Omit all images. Write out the rest of the material exactly.

(Entries taken from a collection)
* start *

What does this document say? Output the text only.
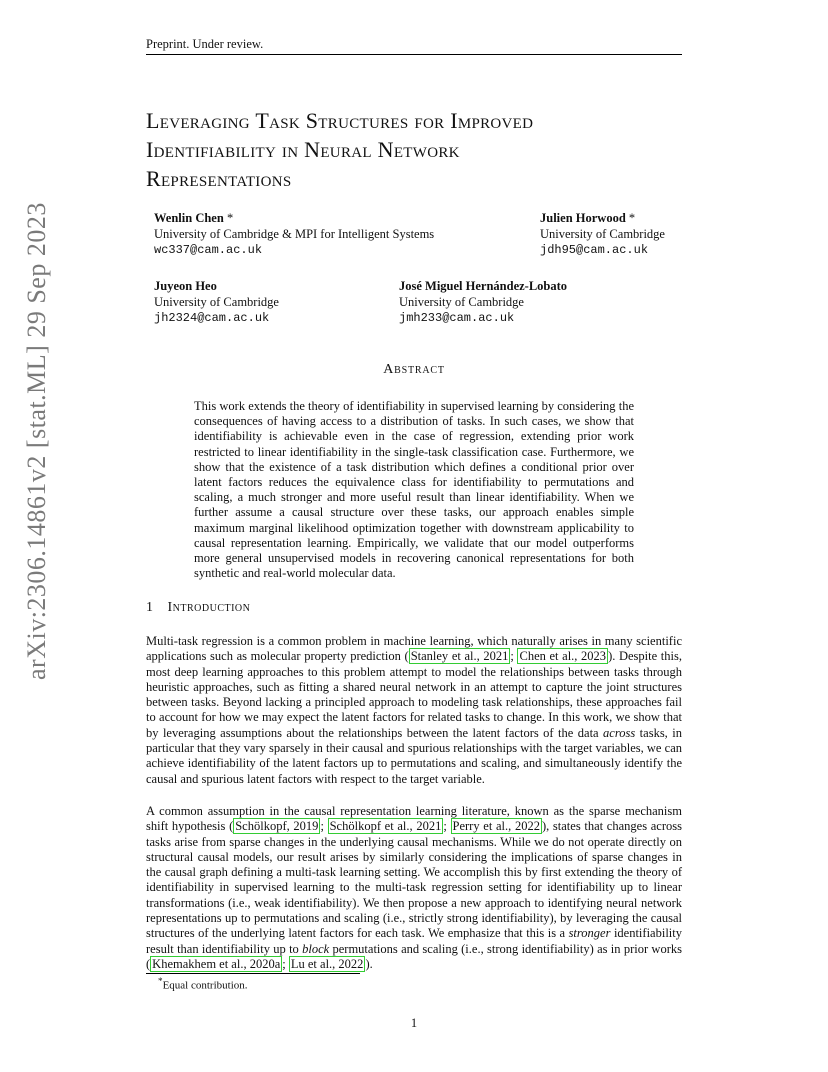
Preprint. Under review.
arXiv:2306.14861v2 [stat.ML] 29 Sep 2023
Leveraging Task Structures for Improved
Identifiability in Neural Network
Representations
Wenlin Chen *
University of Cambridge & MPI for Intelligent Systems
wc337@cam.ac.uk
Julien Horwood *
University of Cambridge
jdh95@cam.ac.uk
Juyeon Heo
University of Cambridge
jh2324@cam.ac.uk
José Miguel Hernández-Lobato
University of Cambridge
jmh233@cam.ac.uk
Abstract
This work extends the theory of identifiability in supervised learning by considering the consequences of having access to a distribution of tasks. In such cases, we show that identifiability is achievable even in the case of regression, extending prior work restricted to linear identifiability in the single-task classification case. Furthermore, we show that the existence of a task distribution which defines a conditional prior over latent factors reduces the equivalence class for identifiability to permutations and scaling, a much stronger and more useful result than linear identifiability. When we further assume a causal structure over these tasks, our approach enables simple maximum marginal likelihood optimization together with downstream applicability to causal representation learning. Empirically, we validate that our model outperforms more general unsupervised models in recovering canonical representations for both synthetic and real-world molecular data.
1 Introduction
Multi-task regression is a common problem in machine learning, which naturally arises in many scientific applications such as molecular property prediction ( Stanley et al., 2021 ; Chen et al., 2023 ). Despite this, most deep learning approaches to this problem attempt to model the relationships between tasks through heuristic approaches, such as fitting a shared neural network in an attempt to capture the joint structures between tasks. Beyond lacking a principled approach to modeling task relationships, these approaches fail to account for how we may expect the latent factors for related tasks to change. In this work, we show that by leveraging assumptions about the relationships between the latent factors of the data across tasks, in particular that they vary sparsely in their causal and spurious relationships with the target variables, we can achieve identifiability of the latent factors up to permutations and scaling, and simultaneously identify the causal and spurious latent factors with respect to the target variable.
A common assumption in the causal representation learning literature, known as the sparse mechanism shift hypothesis ( Schölkopf, 2019 ; Schölkopf et al., 2021 ; Perry et al., 2022 ), states that changes across tasks arise from sparse changes in the underlying causal mechanisms. While we do not operate directly on structural causal models, our result arises by similarly considering the implications of sparse changes in the causal graph defining a multi-task learning setting. We accomplish this by first extending the theory of identifiability in supervised learning to the multi-task regression setting for identifiability up to linear transformations (i.e., weak identifiability). We then propose a new approach to identifying neural network representations up to permutations and scaling (i.e., strictly strong identifiability), by leveraging the causal structures of the underlying latent factors for each task. We emphasize that this is a stronger identifiability result than identifiability up to block permutations and scaling (i.e., strong identifiability) as in prior works ( Khemakhem et al., 2020a ; Lu et al., 2022 ).
*Equal contribution.
1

* end *

▶ **RESPONSE TO THIS EXERCISE**:
What does this document say? Output the text only.
Preprint. Under review.
arXiv:2306.14861v2 [stat.ML] 29 Sep 2023
Leveraging Task Structures for Improved
Identifiability in Neural Network
Representations
Wenlin Chen *
University of Cambridge & MPI for Intelligent Systems
wc337@cam.ac.uk
Julien Horwood *
University of Cambridge
jdh95@cam.ac.uk
Juyeon Heo
University of Cambridge
jh2324@cam.ac.uk
José Miguel Hernández-Lobato
University of Cambridge
jmh233@cam.ac.uk
Abstract
This work extends the theory of identifiability in supervised learning by considering the consequences of having access to a distribution of tasks. In such cases, we show that identifiability is achievable even in the case of regression, extending prior work restricted to linear identifiability in the single-task classification case. Furthermore, we show that the existence of a task distribution which defines a conditional prior over latent factors reduces the equivalence class for identifiability to permutations and scaling, a much stronger and more useful result than linear identifiability. When we further assume a causal structure over these tasks, our approach enables simple maximum marginal likelihood optimization together with downstream applicability to causal representation learning. Empirically, we validate that our model outperforms more general unsupervised models in recovering canonical representations for both synthetic and real-world molecular data.
1 Introduction
Multi-task regression is a common problem in machine learning, which naturally arises in many scientific applications such as molecular property prediction ( Stanley et al., 2021 ; Chen et al., 2023 ). Despite this, most deep learning approaches to this problem attempt to model the relationships between tasks through heuristic approaches, such as fitting a shared neural network in an attempt to capture the joint structures between tasks. Beyond lacking a principled approach to modeling task relationships, these approaches fail to account for how we may expect the latent factors for related tasks to change. In this work, we show that by leveraging assumptions about the relationships between the latent factors of the data across tasks, in particular that they vary sparsely in their causal and spurious relationships with the target variables, we can achieve identifiability of the latent factors up to permutations and scaling, and simultaneously identify the causal and spurious latent factors with respect to the target variable.
A common assumption in the causal representation learning literature, known as the sparse mechanism shift hypothesis ( Schölkopf, 2019 ; Schölkopf et al., 2021 ; Perry et al., 2022 ), states that changes across tasks arise from sparse changes in the underlying causal mechanisms. While we do not operate directly on structural causal models, our result arises by similarly considering the implications of sparse changes in the causal graph defining a multi-task learning setting. We accomplish this by first extending the theory of identifiability in supervised learning to the multi-task regression setting for identifiability up to linear transformations (i.e., weak identifiability). We then propose a new approach to identifying neural network representations up to permutations and scaling (i.e., strictly strong identifiability), by leveraging the causal structures of the underlying latent factors for each task. We emphasize that this is a stronger identifiability result than identifiability up to block permutations and scaling (i.e., strong identifiability) as in prior works ( Khemakhem et al., 2020a ; Lu et al., 2022 ).
*Equal contribution.
1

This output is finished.